Here are some records; copy every line that holds the word "якому".

^^^^^^^^^^^^^^^^

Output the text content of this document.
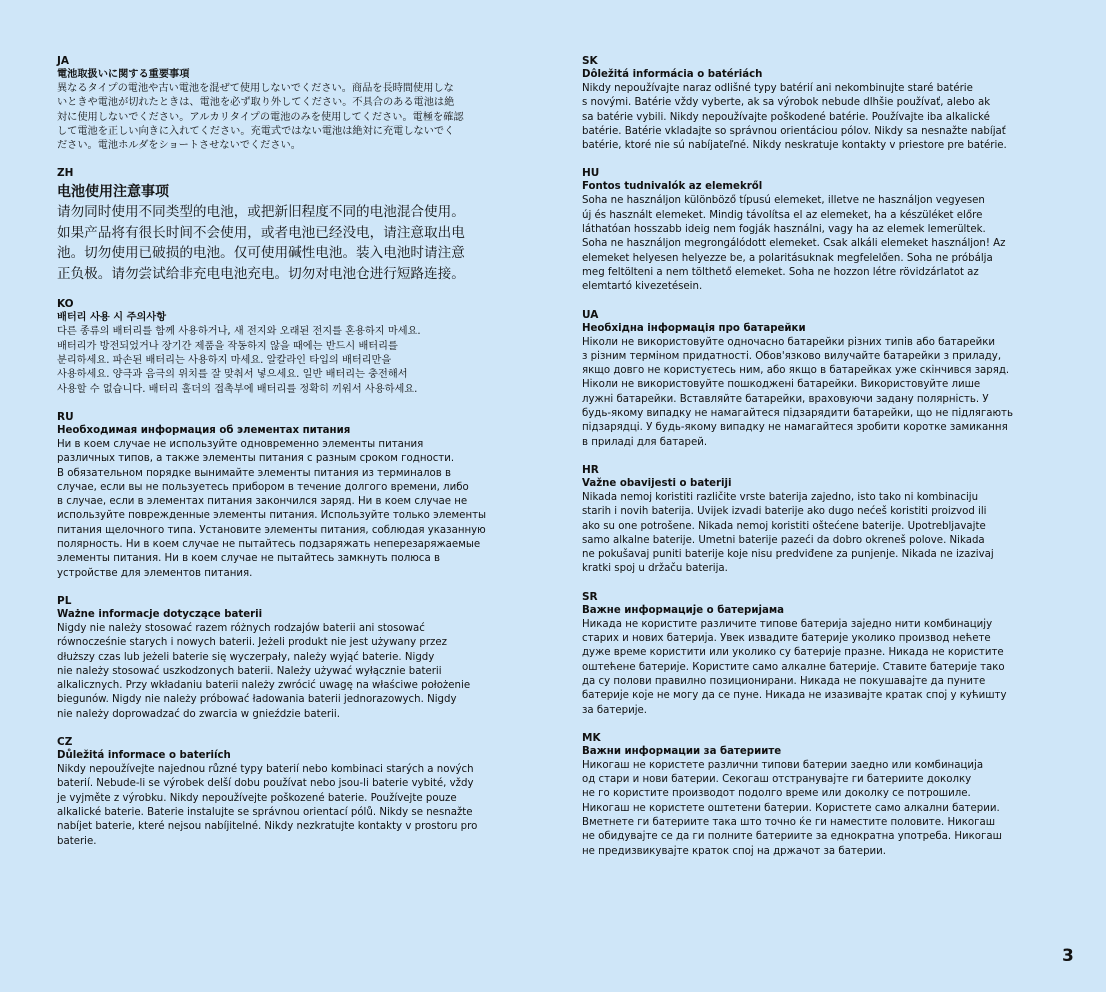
JA
電池取扱いに関する重要事項
異なるタイプの電池や古い電池を混ぜて使用しないでください。商品を長時間使用しな
いときや電池が切れたときは、電池を必ず取り外してください。不具合のある電池は絶
対に使用しないでください。アルカリタイプの電池のみを使用してください。電極を確認
して電池を正しい向きに入れてください。充電式ではない電池は絶対に充電しないでく
ださい。電池ホルダをショートさせないでください。
ZH
电池使用注意事项
请勿同时使用不同类型的电池，或把新旧程度不同的电池混合使用。
如果产品将有很长时间不会使用，或者电池已经没电，请注意取出电
池。切勿使用已破损的电池。仅可使用碱性电池。装入电池时请注意
正负极。请勿尝试给非充电电池充电。切勿对电池仓进行短路连接。
KO
배터리 사용 시 주의사항
다른 종류의 배터리를 함께 사용하거나, 새 전지와 오래된 전지를 혼용하지 마세요.
배터리가 방전되었거나 장기간 제품을 작동하지 않을 때에는 반드시 배터리를
분리하세요. 파손된 배터리는 사용하지 마세요. 알칼라인 타입의 배터리만을
사용하세요. 양극과 음극의 위치를 잘 맞춰서 넣으세요. 일반 배터리는 충전해서
사용할 수 없습니다. 배터리 홀더의 접촉부에 배터리를 정확히 끼워서 사용하세요.
RU
Необходимая информация об элементах питания
Ни в коем случае не используйте одновременно элементы питания
различных типов, а также элементы питания с разным сроком годности.
В обязательном порядке вынимайте элементы питания из терминалов в
случае, если вы не пользуетесь прибором в течение долгого времени, либо
в случае, если в элементах питания закончился заряд. Ни в коем случае не
используйте поврежденные элементы питания. Используйте только элементы
питания щелочного типа. Установите элементы питания, соблюдая указанную
полярность. Ни в коем случае не пытайтесь подзаряжать неперезаряжаемые
элементы питания. Ни в коем случае не пытайтесь замкнуть полюса в
устройстве для элементов питания.
PL
Ważne informacje dotyczące baterii
Nigdy nie należy stosować razem różnych rodzajów baterii ani stosować
równocześnie starych i nowych baterii. Jeżeli produkt nie jest używany przez
dłuższy czas lub jeżeli baterie się wyczerpały, należy wyjąć baterie. Nigdy
nie należy stosować uszkodzonych baterii. Należy używać wyłącznie baterii
alkalicznych. Przy wkładaniu baterii należy zwrócić uwagę na właściwe położenie
biegunów. Nigdy nie należy próbować ładowania baterii jednorazowych. Nigdy
nie należy doprowadzać do zwarcia w gnieździe baterii.
CZ
Důležitá informace o bateriích
Nikdy nepoužívejte najednou různé typy baterií nebo kombinaci starých a nových
baterií. Nebude-li se výrobek delší dobu používat nebo jsou-li baterie vybité, vždy
je vyjměte z výrobku. Nikdy nepoužívejte poškozené baterie. Používejte pouze
alkalické baterie. Baterie instalujte se správnou orientací pólů. Nikdy se nesnažte
nabíjet baterie, které nejsou nabíjitelné. Nikdy nezkratujte kontakty v prostoru pro
baterie.
SK
Dôležitá informácia o batériách
Nikdy nepoužívajte naraz odlišné typy batérií ani nekombinujte staré batérie
s novými. Batérie vždy vyberte, ak sa výrobok nebude dlhšie používať, alebo ak
sa batérie vybili. Nikdy nepoužívajte poškodené batérie. Používajte iba alkalické
batérie. Batérie vkladajte so správnou orientáciou pólov. Nikdy sa nesnažte nabíjať
batérie, ktoré nie sú nabíjateľné. Nikdy neskratuje kontakty v priestore pre batérie.
HU
Fontos tudnivalók az elemekről
Soha ne használjon különböző típusú elemeket, illetve ne használjon vegyesen
új és használt elemeket. Mindig távolítsa el az elemeket, ha a készüléket előre
láthatóan hosszabb ideig nem fogják használni, vagy ha az elemek lemerültek.
Soha ne használjon megrongálódott elemeket. Csak alkáli elemeket használjon! Az
elemeket helyesen helyezze be, a polaritásuknak megfelelően. Soha ne próbálja
meg feltölteni a nem tölthető elemeket. Soha ne hozzon létre rövidzárlatot az
elemtartó kivezetésein.
UA
Необхідна інформація про батарейки
Ніколи не використовуйте одночасно батарейки різних типів або батарейки
з різним терміном придатності. Обов'язково вилучайте батарейки з приладу,
якщо довго не користуєтесь ним, або якщо в батарейках уже скінчився заряд.
Ніколи не використовуйте пошкоджені батарейки. Використовуйте лише
лужні батарейки. Вставляйте батарейки, враховуючи задану полярність. У
будь-якому випадку не намагайтеся підзарядити батарейки, що не підлягають
підзарядці. У будь-якому випадку не намагайтеся зробити коротке замикання
в приладі для батарей.
HR
Važne obavijesti o bateriji
Nikada nemoj koristiti različite vrste baterija zajedno, isto tako ni kombinaciju
starih i novih baterija. Uvijek izvadi baterije ako dugo nećeš koristiti proizvod ili
ako su one potrošene. Nikada nemoj koristiti oštećene baterije. Upotrebljavajte
samo alkalne baterije. Umetni baterije pazeći da dobro okreneš polove. Nikada
ne pokušavaj puniti baterije koje nisu predviđene za punjenje. Nikada ne izazivaj
kratki spoj u držaču baterija.
SR
Важне информације о батеријама
Никада не користите различите типове батерија заједно нити комбинацију
старих и нових батерија. Увек извадите батерије уколико производ нећете
дуже време користити или уколико су батерије празне. Никада не користите
оштећене батерије. Користите само алкалне батерије. Ставите батерије тако
да су полови правилно позиционирани. Никада не покушавајте да пуните
батерије које не могу да се пуне. Никада не изазивајте кратак спој у кућишту
за батерије.
MK
Важни информации за батериите
Никогаш не користете различни типови батерии заедно или комбинација
од стари и нови батерии. Секогаш отстранувајте ги батериите доколку
не го користите производот подолго време или доколку се потрошиле.
Никогаш не користете оштетени батерии. Користете само алкални батерии.
Вметнете ги батериите така што точно ќе ги наместите половите. Никогаш
не обидувајте се да ги полните батериите за еднократна употреба. Никогаш
не предизвикувајте краток спој на држачот за батерии.
3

^^^^^^^^^^^^^^^^

Result below ->
будь-якому випадку не намагайтеся підзарядити батарейки, що не підлягають
підзарядці. У будь-якому випадку не намагайтеся зробити коротке замикання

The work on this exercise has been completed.